What you should do
Write out the records below once more, exactly as they stand.

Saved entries

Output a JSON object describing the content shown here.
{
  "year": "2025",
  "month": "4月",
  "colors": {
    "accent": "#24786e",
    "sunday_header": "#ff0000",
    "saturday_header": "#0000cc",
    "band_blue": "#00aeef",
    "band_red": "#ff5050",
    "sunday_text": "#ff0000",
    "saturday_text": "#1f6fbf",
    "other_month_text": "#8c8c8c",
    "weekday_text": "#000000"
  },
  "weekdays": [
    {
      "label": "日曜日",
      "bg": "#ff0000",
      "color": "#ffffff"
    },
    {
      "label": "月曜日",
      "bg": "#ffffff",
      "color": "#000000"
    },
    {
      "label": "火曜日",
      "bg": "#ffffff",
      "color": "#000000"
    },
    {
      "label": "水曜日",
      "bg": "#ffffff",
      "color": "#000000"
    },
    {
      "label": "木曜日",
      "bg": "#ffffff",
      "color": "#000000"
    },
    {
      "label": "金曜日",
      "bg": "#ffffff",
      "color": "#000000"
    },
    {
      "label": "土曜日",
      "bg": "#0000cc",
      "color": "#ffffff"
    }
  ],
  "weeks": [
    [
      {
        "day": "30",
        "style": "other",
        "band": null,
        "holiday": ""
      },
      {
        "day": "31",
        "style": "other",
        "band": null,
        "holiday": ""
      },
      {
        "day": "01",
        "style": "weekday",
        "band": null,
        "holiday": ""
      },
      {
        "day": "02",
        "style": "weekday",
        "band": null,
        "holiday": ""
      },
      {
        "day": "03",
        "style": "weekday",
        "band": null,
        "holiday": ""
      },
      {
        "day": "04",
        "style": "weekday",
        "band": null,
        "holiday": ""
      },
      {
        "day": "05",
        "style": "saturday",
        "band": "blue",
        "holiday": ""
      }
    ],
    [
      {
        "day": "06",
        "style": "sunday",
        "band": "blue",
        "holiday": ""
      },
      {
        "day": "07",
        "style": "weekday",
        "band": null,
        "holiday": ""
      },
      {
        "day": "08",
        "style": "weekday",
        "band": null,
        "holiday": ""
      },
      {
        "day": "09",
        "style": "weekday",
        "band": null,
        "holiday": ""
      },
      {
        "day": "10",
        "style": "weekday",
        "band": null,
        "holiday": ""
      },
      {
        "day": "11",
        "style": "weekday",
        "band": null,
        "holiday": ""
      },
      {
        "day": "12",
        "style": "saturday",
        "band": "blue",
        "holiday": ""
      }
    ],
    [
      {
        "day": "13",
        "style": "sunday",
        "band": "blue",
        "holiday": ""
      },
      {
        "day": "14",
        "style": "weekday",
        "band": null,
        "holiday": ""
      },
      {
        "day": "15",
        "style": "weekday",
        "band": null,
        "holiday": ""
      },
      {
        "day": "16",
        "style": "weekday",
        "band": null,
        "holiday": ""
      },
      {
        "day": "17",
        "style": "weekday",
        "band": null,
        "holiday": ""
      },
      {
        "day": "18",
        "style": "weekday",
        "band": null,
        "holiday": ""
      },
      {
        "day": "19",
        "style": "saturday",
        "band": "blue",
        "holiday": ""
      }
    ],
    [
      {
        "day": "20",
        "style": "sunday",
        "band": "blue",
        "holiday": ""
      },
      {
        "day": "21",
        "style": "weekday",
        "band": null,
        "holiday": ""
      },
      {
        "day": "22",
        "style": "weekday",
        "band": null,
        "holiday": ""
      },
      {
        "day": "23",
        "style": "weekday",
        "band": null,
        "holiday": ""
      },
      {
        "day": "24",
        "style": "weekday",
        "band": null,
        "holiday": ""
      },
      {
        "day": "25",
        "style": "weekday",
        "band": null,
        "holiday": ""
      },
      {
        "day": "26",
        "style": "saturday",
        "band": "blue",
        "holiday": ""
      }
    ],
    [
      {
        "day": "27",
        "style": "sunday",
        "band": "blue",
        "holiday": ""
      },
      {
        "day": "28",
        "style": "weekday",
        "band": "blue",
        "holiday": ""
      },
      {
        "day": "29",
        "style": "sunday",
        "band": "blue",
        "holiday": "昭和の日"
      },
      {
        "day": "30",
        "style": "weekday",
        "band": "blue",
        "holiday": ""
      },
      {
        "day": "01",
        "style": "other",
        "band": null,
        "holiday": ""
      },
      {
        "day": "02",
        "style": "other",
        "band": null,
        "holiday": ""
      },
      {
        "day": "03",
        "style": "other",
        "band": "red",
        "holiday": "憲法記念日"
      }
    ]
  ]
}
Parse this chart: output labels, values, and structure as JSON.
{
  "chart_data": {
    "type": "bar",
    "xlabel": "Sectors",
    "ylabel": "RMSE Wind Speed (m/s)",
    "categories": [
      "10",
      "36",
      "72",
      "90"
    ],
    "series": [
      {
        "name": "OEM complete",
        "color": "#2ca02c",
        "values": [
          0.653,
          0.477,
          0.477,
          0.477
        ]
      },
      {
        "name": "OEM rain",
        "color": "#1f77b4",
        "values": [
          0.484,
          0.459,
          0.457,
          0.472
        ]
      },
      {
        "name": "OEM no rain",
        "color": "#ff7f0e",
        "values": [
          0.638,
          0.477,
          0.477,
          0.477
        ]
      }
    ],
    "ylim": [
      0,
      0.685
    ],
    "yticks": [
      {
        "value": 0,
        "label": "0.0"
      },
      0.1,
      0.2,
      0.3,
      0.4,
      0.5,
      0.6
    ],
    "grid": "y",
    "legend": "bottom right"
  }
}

Written answer
Output a JSON object describing the content shown here.
{
  "year": "2025",
  "month": "4月",
  "colors": {
    "accent": "#24786e",
    "sunday_header": "#ff0000",
    "saturday_header": "#0000cc",
    "band_blue": "#00aeef",
    "band_red": "#ff5050",
    "sunday_text": "#ff0000",
    "saturday_text": "#1f6fbf",
    "other_month_text": "#8c8c8c",
    "weekday_text": "#000000"
  },
  "weekdays": [
    {
      "label": "日曜日",
      "bg": "#ff0000",
      "color": "#ffffff"
    },
    {
      "label": "月曜日",
      "bg": "#ffffff",
      "color": "#000000"
    },
    {
      "label": "火曜日",
      "bg": "#ffffff",
      "color": "#000000"
    },
    {
      "label": "水曜日",
      "bg": "#ffffff",
      "color": "#000000"
    },
    {
      "label": "木曜日",
      "bg": "#ffffff",
      "color": "#000000"
    },
    {
      "label": "金曜日",
      "bg": "#ffffff",
      "color": "#000000"
    },
    {
      "label": "土曜日",
      "bg": "#0000cc",
      "color": "#ffffff"
    }
  ],
  "weeks": [
    [
      {
        "day": "30",
        "style": "other",
        "band": null,
        "holiday": ""
      },
      {
        "day": "31",
        "style": "other",
        "band": null,
        "holiday": ""
      },
      {
        "day": "01",
        "style": "weekday",
        "band": null,
        "holiday": ""
      },
      {
        "day": "02",
        "style": "weekday",
        "band": null,
        "holiday": ""
      },
      {
        "day": "03",
        "style": "weekday",
        "band": null,
        "holiday": ""
      },
      {
        "day": "04",
        "style": "weekday",
        "band": null,
        "holiday": ""
      },
      {
        "day": "05",
        "style": "saturday",
        "band": "blue",
        "holiday": ""
      }
    ],
    [
      {
        "day": "06",
        "style": "sunday",
        "band": "blue",
        "holiday": ""
      },
      {
        "day": "07",
        "style": "weekday",
        "band": null,
        "holiday": ""
      },
      {
        "day": "08",
        "style": "weekday",
        "band": null,
        "holiday": ""
      },
      {
        "day": "09",
        "style": "weekday",
        "band": null,
        "holiday": ""
      },
      {
        "day": "10",
        "style": "weekday",
        "band": null,
        "holiday": ""
      },
      {
        "day": "11",
        "style": "weekday",
        "band": null,
        "holiday": ""
      },
      {
        "day": "12",
        "style": "saturday",
        "band": "blue",
        "holiday": ""
      }
    ],
    [
      {
        "day": "13",
        "style": "sunday",
        "band": "blue",
        "holiday": ""
      },
      {
        "day": "14",
        "style": "weekday",
        "band": null,
        "holiday": ""
      },
      {
        "day": "15",
        "style": "weekday",
        "band": null,
        "holiday": ""
      },
      {
        "day": "16",
        "style": "weekday",
        "band": null,
        "holiday": ""
      },
      {
        "day": "17",
        "style": "weekday",
        "band": null,
        "holiday": ""
      },
      {
        "day": "18",
        "style": "weekday",
        "band": null,
        "holiday": ""
      },
      {
        "day": "19",
        "style": "saturday",
        "band": "blue",
        "holiday": ""
      }
    ],
    [
      {
        "day": "20",
        "style": "sunday",
        "band": "blue",
        "holiday": ""
      },
      {
        "day": "21",
        "style": "weekday",
        "band": null,
        "holiday": ""
      },
      {
        "day": "22",
        "style": "weekday",
        "band": null,
        "holiday": ""
      },
      {
        "day": "23",
        "style": "weekday",
        "band": null,
        "holiday": ""
      },
      {
        "day": "24",
        "style": "weekday",
        "band": null,
        "holiday": ""
      },
      {
        "day": "25",
        "style": "weekday",
        "band": null,
        "holiday": ""
      },
      {
        "day": "26",
        "style": "saturday",
        "band": "blue",
        "holiday": ""
      }
    ],
    [
      {
        "day": "27",
        "style": "sunday",
        "band": "blue",
        "holiday": ""
      },
      {
        "day": "28",
        "style": "weekday",
        "band": "blue",
        "holiday": ""
      },
      {
        "day": "29",
        "style": "sunday",
        "band": "blue",
        "holiday": "昭和の日"
      },
      {
        "day": "30",
        "style": "weekday",
        "band": "blue",
        "holiday": ""
      },
      {
        "day": "01",
        "style": "other",
        "band": null,
        "holiday": ""
      },
      {
        "day": "02",
        "style": "other",
        "band": null,
        "holiday": ""
      },
      {
        "day": "03",
        "style": "other",
        "band": "red",
        "holiday": "憲法記念日"
      }
    ]
  ]
}
Parse this chart: output labels, values, and structure as JSON.
{
  "chart_data": {
    "type": "bar",
    "xlabel": "Sectors",
    "ylabel": "RMSE Wind Speed (m/s)",
    "categories": [
      "10",
      "36",
      "72",
      "90"
    ],
    "series": [
      {
        "name": "OEM complete",
        "color": "#2ca02c",
        "values": [
          0.653,
          0.477,
          0.477,
          0.477
        ]
      },
      {
        "name": "OEM rain",
        "color": "#1f77b4",
        "values": [
          0.484,
          0.459,
          0.457,
          0.472
        ]
      },
      {
        "name": "OEM no rain",
        "color": "#ff7f0e",
        "values": [
          0.638,
          0.477,
          0.477,
          0.477
        ]
      }
    ],
    "ylim": [
      0,
      0.685
    ],
    "yticks": [
      {
        "value": 0,
        "label": "0.0"
      },
      0.1,
      0.2,
      0.3,
      0.4,
      0.5,
      0.6
    ],
    "grid": "y",
    "legend": "bottom right"
  }
}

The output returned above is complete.